Your goal: Collect each line containing "JSON".

Extracted records:
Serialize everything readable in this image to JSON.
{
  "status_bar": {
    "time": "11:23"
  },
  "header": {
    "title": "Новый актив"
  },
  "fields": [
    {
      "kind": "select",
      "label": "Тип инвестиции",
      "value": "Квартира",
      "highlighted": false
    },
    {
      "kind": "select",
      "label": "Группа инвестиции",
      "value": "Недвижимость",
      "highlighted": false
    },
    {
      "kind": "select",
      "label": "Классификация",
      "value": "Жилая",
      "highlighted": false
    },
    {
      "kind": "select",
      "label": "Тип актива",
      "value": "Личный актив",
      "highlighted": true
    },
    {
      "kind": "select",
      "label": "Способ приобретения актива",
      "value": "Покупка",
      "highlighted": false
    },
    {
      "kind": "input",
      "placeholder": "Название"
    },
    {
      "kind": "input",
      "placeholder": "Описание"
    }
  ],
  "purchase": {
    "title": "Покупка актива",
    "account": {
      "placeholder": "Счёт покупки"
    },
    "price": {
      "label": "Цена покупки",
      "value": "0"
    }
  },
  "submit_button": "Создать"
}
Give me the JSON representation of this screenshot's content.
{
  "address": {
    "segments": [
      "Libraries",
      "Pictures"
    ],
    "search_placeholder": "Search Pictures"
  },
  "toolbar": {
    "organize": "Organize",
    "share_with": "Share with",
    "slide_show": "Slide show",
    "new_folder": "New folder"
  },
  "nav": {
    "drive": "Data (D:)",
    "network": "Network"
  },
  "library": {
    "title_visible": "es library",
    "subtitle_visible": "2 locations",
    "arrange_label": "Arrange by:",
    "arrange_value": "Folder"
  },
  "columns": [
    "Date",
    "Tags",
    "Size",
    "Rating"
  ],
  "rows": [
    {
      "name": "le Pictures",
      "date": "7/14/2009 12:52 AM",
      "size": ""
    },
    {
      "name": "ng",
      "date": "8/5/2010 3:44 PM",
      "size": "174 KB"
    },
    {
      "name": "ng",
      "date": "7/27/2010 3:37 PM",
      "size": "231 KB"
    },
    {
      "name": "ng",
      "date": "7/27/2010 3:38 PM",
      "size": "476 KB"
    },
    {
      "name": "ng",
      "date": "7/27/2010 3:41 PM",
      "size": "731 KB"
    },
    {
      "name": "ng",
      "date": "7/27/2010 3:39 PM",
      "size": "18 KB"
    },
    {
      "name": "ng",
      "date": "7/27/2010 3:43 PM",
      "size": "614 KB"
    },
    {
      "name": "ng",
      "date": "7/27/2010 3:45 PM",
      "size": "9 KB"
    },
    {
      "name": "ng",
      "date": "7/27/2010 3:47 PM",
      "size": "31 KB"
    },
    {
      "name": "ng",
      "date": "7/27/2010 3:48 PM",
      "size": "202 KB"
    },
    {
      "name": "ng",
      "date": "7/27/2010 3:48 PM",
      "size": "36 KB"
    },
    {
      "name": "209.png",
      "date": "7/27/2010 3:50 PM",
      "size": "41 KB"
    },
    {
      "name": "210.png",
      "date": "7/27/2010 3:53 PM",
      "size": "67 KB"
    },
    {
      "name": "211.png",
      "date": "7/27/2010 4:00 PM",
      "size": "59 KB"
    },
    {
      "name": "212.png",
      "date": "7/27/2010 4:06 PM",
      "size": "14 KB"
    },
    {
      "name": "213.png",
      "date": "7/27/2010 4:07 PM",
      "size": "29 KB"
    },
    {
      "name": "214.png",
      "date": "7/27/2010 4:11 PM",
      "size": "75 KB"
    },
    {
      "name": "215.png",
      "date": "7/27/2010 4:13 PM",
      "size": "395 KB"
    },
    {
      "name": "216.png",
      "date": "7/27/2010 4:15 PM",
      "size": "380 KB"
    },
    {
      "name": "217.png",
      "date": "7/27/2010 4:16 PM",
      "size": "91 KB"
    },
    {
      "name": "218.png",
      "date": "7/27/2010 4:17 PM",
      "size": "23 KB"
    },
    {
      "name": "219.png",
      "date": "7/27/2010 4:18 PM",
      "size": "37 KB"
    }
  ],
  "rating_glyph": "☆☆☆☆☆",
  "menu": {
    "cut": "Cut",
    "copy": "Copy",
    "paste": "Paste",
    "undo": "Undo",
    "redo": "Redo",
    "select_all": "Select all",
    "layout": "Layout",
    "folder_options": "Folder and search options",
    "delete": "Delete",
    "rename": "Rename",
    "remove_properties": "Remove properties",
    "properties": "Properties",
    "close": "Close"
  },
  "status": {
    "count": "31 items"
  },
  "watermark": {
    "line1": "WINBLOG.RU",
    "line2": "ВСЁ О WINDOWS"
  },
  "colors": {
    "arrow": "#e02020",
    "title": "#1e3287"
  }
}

Task answer:
Serialize everything readable in this image to JSON.
Give me the JSON representation of this screenshot's content.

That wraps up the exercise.